-- The request --
Report back each line of the records that contains the string "экономического".

— start of Data in this exercise —

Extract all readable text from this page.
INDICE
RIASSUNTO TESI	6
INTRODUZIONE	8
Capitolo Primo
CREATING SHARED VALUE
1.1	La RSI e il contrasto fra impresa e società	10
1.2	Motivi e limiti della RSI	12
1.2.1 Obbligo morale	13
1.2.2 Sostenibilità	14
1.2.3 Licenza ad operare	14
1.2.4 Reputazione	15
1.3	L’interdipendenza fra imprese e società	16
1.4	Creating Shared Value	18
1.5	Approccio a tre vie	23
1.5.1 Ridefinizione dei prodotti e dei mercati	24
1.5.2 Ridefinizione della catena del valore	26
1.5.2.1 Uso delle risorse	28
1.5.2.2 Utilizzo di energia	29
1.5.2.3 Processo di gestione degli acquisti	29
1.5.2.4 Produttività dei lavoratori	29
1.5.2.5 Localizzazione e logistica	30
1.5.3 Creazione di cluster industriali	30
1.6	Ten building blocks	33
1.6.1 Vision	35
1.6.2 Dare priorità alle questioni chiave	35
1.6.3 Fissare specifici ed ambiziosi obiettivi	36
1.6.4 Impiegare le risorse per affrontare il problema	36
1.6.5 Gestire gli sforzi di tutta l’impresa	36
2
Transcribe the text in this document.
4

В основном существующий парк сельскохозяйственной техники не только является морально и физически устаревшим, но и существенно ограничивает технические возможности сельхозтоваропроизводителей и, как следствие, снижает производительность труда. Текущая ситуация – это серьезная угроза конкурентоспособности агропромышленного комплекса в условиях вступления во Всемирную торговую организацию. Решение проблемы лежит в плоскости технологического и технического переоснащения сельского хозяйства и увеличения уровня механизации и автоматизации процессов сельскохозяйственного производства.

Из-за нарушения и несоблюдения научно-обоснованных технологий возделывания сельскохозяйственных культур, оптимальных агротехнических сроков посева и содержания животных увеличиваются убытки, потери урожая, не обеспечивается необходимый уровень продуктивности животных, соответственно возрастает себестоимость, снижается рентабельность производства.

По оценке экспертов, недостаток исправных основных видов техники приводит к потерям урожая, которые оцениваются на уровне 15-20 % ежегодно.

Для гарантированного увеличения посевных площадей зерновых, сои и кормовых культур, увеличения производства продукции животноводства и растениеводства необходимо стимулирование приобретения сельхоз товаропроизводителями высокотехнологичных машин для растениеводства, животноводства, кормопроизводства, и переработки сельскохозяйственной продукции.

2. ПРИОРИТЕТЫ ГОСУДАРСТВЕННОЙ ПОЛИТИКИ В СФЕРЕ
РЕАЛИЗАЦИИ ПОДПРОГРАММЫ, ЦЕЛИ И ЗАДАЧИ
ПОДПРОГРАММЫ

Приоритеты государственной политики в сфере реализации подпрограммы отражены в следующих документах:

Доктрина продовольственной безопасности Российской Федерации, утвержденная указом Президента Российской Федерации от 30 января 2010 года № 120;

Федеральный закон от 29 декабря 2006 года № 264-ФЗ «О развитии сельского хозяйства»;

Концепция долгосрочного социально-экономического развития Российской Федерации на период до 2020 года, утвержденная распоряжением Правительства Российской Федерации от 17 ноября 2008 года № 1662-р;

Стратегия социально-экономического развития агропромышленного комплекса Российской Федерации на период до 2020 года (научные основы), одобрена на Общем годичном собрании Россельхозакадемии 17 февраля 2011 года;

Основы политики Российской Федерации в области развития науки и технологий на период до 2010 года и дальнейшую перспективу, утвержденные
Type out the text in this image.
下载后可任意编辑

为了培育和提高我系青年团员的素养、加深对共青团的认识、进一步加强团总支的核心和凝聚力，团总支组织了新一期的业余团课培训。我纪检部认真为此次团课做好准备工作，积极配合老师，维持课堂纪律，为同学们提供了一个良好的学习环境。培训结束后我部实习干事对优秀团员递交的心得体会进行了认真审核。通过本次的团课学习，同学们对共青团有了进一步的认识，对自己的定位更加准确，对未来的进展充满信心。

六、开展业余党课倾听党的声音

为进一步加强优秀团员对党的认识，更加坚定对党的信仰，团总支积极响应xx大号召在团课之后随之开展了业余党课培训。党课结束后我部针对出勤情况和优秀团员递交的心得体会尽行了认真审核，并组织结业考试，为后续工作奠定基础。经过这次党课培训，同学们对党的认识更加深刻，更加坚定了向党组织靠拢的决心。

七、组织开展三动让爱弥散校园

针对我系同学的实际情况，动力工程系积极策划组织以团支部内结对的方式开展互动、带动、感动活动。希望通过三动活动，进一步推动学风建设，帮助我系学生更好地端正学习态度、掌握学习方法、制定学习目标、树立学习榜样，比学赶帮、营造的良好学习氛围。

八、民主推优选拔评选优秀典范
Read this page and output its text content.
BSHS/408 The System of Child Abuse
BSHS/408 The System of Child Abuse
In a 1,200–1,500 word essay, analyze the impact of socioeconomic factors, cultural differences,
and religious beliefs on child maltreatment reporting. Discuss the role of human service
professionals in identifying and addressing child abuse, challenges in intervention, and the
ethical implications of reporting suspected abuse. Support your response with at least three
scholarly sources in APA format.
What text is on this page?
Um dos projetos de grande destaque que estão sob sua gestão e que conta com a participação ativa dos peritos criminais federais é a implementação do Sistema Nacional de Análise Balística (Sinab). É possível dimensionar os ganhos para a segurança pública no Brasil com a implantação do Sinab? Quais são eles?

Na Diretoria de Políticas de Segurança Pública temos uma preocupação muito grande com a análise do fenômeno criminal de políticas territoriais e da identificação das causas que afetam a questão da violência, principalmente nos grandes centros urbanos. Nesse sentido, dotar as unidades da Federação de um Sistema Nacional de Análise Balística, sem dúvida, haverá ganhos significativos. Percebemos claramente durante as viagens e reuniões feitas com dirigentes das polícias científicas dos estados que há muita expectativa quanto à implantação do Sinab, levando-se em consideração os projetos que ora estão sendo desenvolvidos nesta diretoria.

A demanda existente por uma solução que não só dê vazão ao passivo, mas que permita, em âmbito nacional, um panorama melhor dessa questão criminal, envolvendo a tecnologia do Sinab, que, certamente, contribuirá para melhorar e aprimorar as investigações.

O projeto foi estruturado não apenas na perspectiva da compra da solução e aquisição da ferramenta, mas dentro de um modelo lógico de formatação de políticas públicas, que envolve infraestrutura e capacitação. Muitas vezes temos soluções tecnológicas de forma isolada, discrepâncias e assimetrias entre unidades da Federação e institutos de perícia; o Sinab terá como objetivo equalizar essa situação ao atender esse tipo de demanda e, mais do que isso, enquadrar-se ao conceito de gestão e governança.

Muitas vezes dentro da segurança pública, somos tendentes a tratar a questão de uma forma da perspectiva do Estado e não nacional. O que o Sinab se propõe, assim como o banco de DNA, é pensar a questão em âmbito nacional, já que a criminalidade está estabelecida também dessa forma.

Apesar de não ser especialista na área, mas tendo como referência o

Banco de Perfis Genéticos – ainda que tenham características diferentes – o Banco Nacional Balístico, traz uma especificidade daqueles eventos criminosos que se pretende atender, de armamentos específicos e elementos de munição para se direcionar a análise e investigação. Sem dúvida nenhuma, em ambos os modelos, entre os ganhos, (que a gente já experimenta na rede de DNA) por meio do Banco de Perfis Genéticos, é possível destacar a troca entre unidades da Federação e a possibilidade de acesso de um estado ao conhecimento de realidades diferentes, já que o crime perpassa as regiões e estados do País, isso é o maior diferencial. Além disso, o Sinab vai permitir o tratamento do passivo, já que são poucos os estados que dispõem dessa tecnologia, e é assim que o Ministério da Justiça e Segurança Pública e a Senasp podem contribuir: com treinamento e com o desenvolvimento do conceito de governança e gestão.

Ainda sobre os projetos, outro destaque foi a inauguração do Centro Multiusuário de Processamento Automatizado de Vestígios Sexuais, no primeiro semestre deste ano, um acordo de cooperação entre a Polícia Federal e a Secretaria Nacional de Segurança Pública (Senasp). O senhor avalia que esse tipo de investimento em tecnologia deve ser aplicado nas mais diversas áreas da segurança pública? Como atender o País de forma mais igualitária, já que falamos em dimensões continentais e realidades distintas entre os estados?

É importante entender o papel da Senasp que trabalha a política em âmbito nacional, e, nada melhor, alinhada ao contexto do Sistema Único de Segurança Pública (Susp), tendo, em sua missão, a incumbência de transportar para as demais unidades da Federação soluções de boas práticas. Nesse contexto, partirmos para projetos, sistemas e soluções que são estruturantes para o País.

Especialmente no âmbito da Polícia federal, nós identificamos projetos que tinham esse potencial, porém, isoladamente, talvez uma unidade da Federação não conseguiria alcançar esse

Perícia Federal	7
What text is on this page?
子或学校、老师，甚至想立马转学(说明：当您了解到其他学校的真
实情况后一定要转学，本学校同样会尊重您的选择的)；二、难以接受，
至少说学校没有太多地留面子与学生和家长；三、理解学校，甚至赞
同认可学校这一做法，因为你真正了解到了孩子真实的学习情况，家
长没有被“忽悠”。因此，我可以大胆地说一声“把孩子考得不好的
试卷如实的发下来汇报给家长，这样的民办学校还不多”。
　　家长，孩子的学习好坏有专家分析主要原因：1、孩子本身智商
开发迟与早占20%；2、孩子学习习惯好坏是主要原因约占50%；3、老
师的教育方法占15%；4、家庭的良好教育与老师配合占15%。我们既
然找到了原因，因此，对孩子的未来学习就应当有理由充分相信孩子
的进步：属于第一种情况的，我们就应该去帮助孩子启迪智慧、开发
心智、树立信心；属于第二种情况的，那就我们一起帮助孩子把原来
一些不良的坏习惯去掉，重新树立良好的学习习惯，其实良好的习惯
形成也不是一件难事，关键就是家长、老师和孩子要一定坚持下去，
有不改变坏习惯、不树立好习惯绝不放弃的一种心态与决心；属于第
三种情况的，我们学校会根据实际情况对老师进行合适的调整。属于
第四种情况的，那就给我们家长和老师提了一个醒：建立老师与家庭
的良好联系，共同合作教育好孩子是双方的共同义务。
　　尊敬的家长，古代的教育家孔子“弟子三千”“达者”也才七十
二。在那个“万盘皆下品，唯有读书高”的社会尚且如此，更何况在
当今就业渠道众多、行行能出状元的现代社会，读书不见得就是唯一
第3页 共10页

— end of Data in this exercise —

-- Task solution --
Концепция долгосрочного социально-экономического развития Российской Федерации на период до 2020 года, утвержденная распоряжением Правительства Российской Федерации от 17 ноября 2008 года № 1662-р;
Стратегия социально-экономического развития агропромышленного комплекса Российской Федерации на период до 2020 года (научные основы), одобрена на Общем годичном собрании Россельхозакадемии 17 февраля 2011 года;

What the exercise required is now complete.